> [Items listed in a dataset]
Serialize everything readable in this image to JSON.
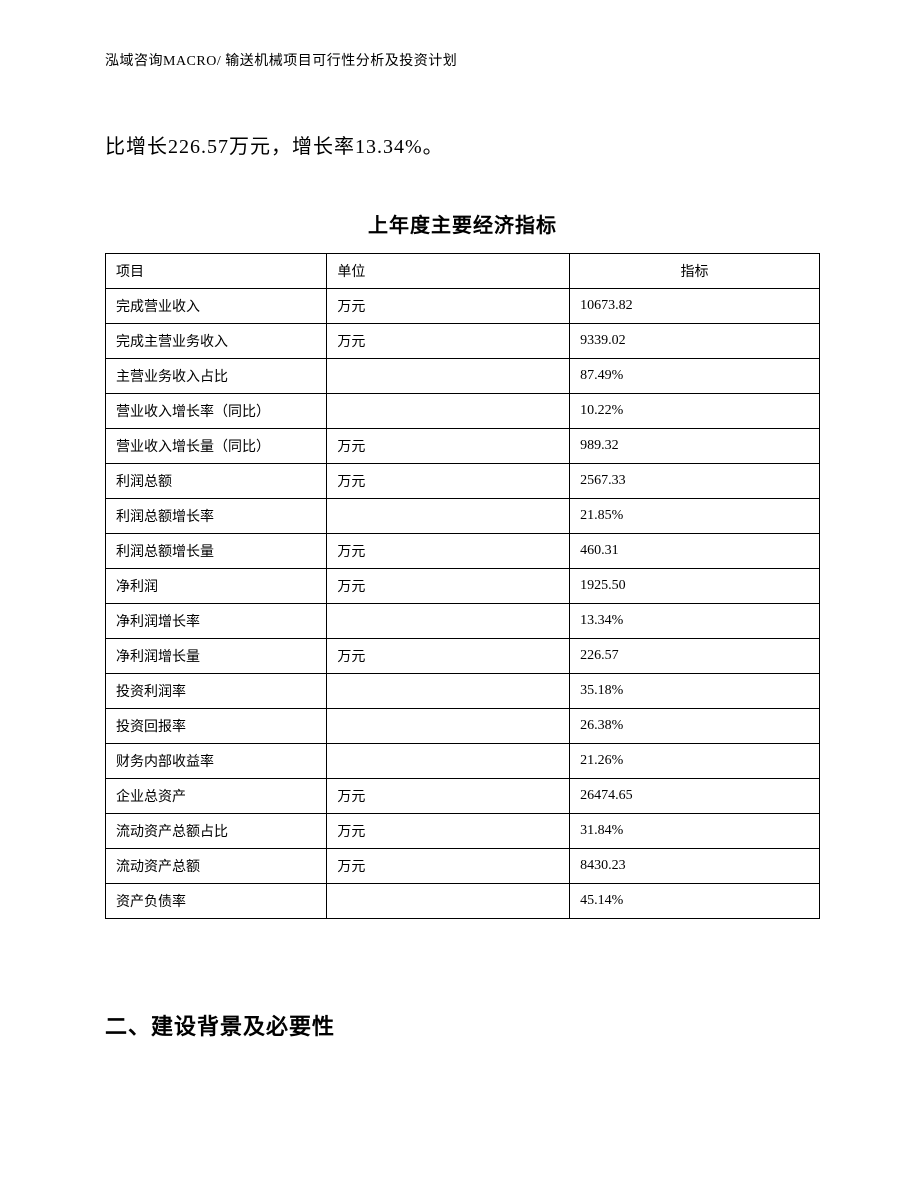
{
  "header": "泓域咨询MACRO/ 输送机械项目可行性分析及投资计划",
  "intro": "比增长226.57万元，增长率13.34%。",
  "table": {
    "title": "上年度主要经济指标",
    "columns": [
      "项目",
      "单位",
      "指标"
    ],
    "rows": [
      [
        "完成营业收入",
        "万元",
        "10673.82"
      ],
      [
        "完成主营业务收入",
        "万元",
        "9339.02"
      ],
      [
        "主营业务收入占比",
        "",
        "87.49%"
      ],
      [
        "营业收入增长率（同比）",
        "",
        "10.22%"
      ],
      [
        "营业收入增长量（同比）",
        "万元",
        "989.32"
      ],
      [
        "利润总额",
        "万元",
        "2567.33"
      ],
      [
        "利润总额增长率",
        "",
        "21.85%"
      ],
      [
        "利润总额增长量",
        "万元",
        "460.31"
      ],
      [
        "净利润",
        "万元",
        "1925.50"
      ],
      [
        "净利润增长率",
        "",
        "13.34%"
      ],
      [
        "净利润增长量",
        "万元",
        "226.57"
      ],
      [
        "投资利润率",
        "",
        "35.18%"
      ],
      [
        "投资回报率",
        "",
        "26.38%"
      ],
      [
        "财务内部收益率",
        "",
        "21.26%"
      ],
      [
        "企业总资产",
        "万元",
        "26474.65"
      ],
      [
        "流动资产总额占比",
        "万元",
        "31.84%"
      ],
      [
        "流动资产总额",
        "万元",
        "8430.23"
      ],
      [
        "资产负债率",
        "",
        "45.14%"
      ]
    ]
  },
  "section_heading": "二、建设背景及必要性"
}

> [Short problem] Except for the pictures, print the data above exactly.

> [Full response]
Serialize everything readable in this image to JSON.
{
  "header": "泓域咨询MACRO/ 输送机械项目可行性分析及投资计划",
  "intro": "比增长226.57万元，增长率13.34%。",
  "table": {
    "title": "上年度主要经济指标",
    "columns": [
      "项目",
      "单位",
      "指标"
    ],
    "rows": [
      [
        "完成营业收入",
        "万元",
        "10673.82"
      ],
      [
        "完成主营业务收入",
        "万元",
        "9339.02"
      ],
      [
        "主营业务收入占比",
        "",
        "87.49%"
      ],
      [
        "营业收入增长率（同比）",
        "",
        "10.22%"
      ],
      [
        "营业收入增长量（同比）",
        "万元",
        "989.32"
      ],
      [
        "利润总额",
        "万元",
        "2567.33"
      ],
      [
        "利润总额增长率",
        "",
        "21.85%"
      ],
      [
        "利润总额增长量",
        "万元",
        "460.31"
      ],
      [
        "净利润",
        "万元",
        "1925.50"
      ],
      [
        "净利润增长率",
        "",
        "13.34%"
      ],
      [
        "净利润增长量",
        "万元",
        "226.57"
      ],
      [
        "投资利润率",
        "",
        "35.18%"
      ],
      [
        "投资回报率",
        "",
        "26.38%"
      ],
      [
        "财务内部收益率",
        "",
        "21.26%"
      ],
      [
        "企业总资产",
        "万元",
        "26474.65"
      ],
      [
        "流动资产总额占比",
        "万元",
        "31.84%"
      ],
      [
        "流动资产总额",
        "万元",
        "8430.23"
      ],
      [
        "资产负债率",
        "",
        "45.14%"
      ]
    ]
  },
  "section_heading": "二、建设背景及必要性"
}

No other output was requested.